● WRITTEN TASK 1
Find every line in the records that contains the word "Calibration", and copy each of those lines. Matching is case-sensitive.
[TEXT SHOWN start]
In 2001 director Antoine Fuqua did something that Spike Lee, Jonathan Demme, Kenneth Branagh, plus the brothers Scott (Ridley and Tony) have been able to do: direct Denzel Washington in an Academy Award winning Best Actor role. That film was Training Day. Nine years later he returns to the crime genre with Brooklyn’s Finest.
The film follows the lives of three cops as they deal with the everyday drama of their job. Det. Sal Procida (Ethan Hawke) is a good man with financial struggles who gets pushed to stealing drug money so he can buy his pregnant wife and children a new home that doesn’t have black mold growing in it. Det. Clarence Butler (Don Cheadle) is an undercover cop who is told to rat out a childhood friend who is now an area drug dealer (Wesley Snipes) in order to get the promotion he’s wanted for a long time. Rounding out this trifecta of law enforcement is officer Eddie Dugan (Richard Gere), a veteran cop who has lost the luster for the job and is just trying to struggle through his last few days before retirement.
[TEXT SHOWN end]
[ENTRIES SUPPLIED start]
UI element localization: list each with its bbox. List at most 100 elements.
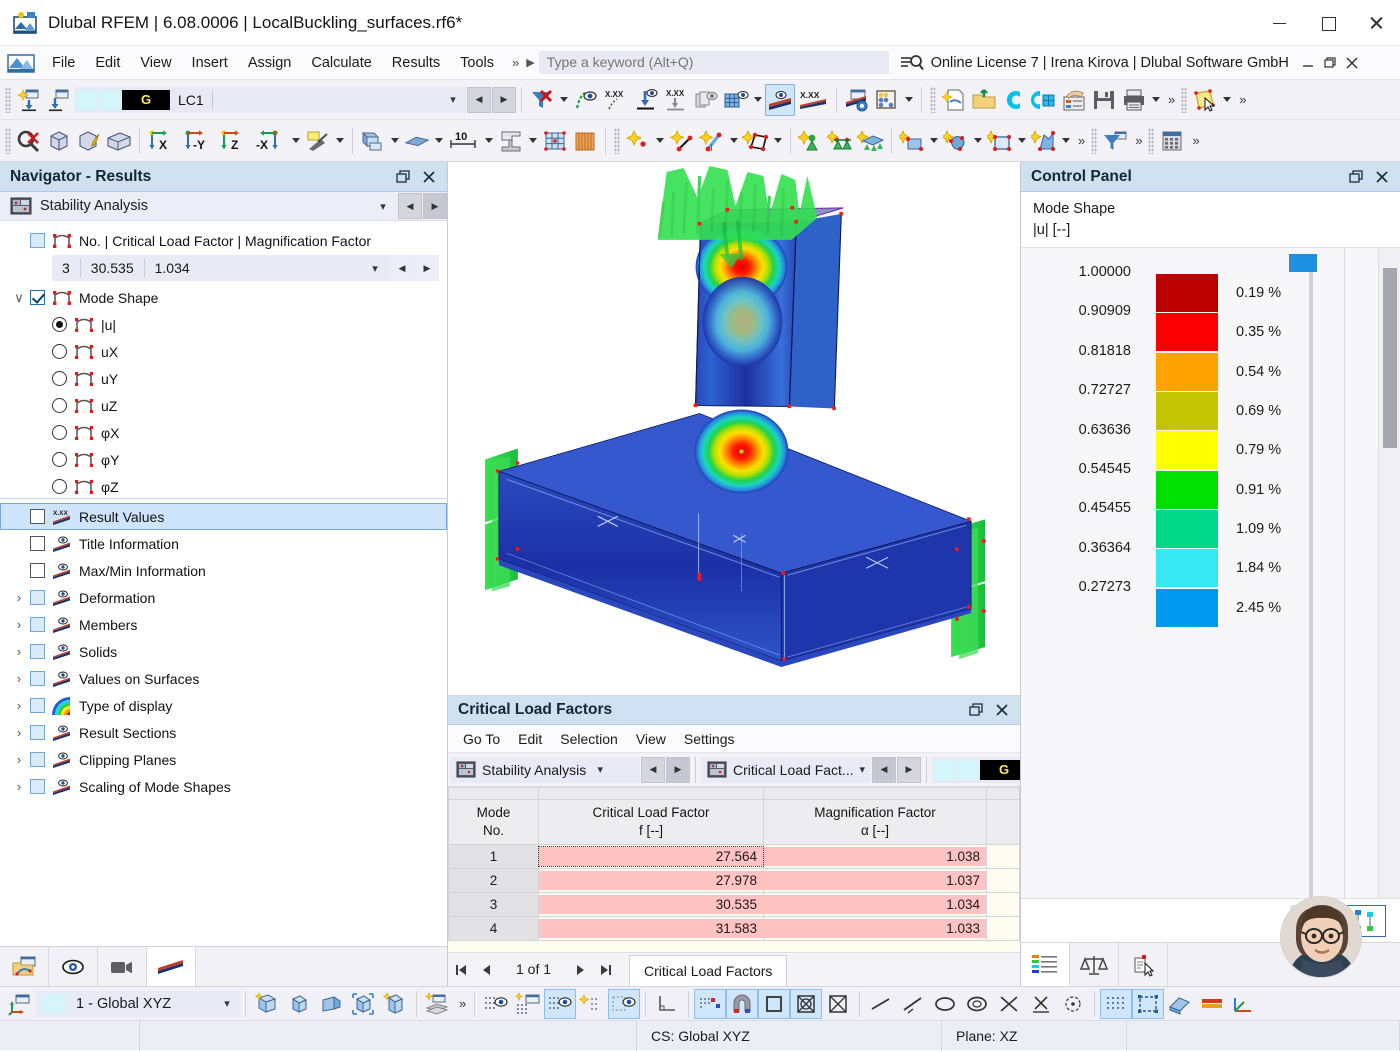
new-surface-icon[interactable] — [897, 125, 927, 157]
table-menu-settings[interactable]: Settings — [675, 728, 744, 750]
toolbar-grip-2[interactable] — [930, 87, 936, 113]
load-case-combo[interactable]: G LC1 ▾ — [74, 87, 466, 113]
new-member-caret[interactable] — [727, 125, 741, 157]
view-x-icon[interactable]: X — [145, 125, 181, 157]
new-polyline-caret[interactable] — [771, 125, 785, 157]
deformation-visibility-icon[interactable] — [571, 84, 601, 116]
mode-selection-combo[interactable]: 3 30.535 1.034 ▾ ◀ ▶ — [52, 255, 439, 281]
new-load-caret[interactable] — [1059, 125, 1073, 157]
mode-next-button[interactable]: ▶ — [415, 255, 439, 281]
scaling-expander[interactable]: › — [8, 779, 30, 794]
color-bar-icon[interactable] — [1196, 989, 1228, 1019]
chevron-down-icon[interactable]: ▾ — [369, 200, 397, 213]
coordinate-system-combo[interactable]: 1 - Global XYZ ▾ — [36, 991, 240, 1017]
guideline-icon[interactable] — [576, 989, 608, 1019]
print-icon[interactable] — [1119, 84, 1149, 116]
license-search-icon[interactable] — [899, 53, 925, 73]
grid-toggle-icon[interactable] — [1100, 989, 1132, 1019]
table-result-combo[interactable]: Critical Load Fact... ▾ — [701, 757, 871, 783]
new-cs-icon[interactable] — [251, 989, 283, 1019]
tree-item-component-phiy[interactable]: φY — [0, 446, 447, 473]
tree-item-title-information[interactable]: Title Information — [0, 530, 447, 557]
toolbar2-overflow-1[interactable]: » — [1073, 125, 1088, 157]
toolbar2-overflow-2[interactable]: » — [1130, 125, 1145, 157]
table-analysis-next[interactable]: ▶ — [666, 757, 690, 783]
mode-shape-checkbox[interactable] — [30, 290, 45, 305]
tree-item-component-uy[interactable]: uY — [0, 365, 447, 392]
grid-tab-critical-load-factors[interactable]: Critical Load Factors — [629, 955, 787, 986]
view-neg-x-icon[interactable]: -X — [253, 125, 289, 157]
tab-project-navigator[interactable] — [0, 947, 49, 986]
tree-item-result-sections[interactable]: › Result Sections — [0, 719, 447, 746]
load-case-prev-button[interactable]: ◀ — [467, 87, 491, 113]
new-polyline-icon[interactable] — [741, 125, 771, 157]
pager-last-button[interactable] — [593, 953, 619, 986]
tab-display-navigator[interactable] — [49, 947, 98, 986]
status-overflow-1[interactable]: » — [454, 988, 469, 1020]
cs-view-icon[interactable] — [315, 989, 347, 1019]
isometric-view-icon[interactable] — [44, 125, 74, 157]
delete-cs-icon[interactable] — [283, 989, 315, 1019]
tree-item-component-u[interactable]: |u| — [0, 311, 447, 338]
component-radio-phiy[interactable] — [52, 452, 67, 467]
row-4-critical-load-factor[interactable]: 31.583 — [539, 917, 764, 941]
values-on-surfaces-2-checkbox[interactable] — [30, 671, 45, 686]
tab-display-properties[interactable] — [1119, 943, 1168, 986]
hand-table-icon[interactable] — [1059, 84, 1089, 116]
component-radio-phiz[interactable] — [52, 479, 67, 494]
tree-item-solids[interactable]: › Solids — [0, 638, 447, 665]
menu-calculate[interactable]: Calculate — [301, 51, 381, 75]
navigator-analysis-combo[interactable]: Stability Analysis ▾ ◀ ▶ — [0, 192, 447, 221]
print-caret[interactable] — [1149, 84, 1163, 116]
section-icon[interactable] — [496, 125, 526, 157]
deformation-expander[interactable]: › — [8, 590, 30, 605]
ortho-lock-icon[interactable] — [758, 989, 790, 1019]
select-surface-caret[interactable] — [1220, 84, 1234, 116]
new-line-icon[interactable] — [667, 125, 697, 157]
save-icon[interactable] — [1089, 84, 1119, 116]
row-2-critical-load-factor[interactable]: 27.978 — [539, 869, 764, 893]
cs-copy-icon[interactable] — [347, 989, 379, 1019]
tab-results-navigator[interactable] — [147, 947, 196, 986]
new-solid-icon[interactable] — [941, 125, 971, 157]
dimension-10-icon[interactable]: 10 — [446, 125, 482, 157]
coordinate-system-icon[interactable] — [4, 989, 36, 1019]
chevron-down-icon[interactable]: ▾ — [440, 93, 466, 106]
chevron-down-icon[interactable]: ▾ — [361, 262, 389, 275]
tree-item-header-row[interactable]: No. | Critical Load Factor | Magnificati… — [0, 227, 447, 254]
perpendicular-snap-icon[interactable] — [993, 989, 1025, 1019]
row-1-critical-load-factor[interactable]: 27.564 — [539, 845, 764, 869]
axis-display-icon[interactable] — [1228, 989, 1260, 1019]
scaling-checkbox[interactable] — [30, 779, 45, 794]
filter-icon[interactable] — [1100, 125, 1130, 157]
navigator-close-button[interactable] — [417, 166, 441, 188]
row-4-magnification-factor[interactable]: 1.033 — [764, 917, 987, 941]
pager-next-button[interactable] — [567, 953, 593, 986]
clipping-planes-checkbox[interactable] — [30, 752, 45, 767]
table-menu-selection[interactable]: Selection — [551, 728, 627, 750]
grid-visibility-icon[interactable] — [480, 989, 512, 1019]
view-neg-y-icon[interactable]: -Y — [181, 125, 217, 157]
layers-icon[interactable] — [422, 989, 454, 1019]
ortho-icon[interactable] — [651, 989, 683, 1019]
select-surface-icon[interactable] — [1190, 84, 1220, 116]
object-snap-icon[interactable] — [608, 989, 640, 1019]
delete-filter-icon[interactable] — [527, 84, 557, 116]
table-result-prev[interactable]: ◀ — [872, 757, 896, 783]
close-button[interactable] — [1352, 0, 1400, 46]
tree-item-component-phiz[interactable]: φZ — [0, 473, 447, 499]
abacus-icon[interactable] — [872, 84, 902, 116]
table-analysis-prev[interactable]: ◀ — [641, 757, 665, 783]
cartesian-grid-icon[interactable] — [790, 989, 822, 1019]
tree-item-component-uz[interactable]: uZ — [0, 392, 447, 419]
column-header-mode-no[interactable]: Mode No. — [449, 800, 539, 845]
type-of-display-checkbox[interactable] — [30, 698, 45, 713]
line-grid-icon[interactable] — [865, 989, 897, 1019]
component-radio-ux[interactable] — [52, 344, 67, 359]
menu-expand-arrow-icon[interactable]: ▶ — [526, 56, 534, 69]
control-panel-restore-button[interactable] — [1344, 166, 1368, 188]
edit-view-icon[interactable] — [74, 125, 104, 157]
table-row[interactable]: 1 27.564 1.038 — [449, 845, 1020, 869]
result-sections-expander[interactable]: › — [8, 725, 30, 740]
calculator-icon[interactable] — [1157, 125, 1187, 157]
[ENTRIES SUPPLIED end]
[ENTRIES SUPPLIED start]
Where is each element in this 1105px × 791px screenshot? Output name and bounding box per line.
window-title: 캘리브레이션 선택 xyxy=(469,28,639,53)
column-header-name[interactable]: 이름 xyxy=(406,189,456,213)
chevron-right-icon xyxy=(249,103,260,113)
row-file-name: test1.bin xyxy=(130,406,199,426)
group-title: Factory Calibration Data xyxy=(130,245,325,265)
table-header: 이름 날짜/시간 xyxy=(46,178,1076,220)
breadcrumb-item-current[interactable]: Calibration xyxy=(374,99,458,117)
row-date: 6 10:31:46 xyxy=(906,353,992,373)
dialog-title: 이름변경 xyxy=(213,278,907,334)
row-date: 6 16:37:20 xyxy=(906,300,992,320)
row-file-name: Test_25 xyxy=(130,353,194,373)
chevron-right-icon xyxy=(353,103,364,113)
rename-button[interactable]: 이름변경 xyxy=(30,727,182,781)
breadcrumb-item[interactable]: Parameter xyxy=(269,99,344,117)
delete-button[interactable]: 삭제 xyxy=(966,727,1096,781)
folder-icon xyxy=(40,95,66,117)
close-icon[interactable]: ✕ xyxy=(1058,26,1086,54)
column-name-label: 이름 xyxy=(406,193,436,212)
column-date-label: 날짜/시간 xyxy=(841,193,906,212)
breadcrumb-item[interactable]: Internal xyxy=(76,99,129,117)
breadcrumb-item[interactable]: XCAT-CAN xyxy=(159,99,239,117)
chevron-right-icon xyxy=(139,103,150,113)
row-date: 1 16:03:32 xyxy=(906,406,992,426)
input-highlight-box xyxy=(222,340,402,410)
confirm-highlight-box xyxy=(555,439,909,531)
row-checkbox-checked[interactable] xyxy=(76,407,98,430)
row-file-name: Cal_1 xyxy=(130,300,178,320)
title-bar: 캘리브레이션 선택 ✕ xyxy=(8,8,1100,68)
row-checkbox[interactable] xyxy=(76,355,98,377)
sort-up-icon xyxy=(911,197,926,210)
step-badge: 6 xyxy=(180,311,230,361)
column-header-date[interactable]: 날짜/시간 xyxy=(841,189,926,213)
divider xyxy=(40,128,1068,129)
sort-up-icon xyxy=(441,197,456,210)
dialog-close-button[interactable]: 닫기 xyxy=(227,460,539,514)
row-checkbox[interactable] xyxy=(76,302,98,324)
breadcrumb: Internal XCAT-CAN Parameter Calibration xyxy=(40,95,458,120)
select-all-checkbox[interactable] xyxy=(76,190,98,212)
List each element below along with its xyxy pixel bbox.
[ENTRIES SUPPLIED end]
● WRITTEN TASK 2
In the review of Brooklyn's Finest, who plays officer Eddie Dugan?

● SOLUTION 1
group-title: Factory Calibration Data xyxy=(130,245,325,265)
breadcrumb-item-current[interactable]: Calibration xyxy=(374,99,458,117)
breadcrumb: Internal XCAT-CAN Parameter Calibration xyxy=(40,95,458,120)

● SOLUTION 2
Richard Gere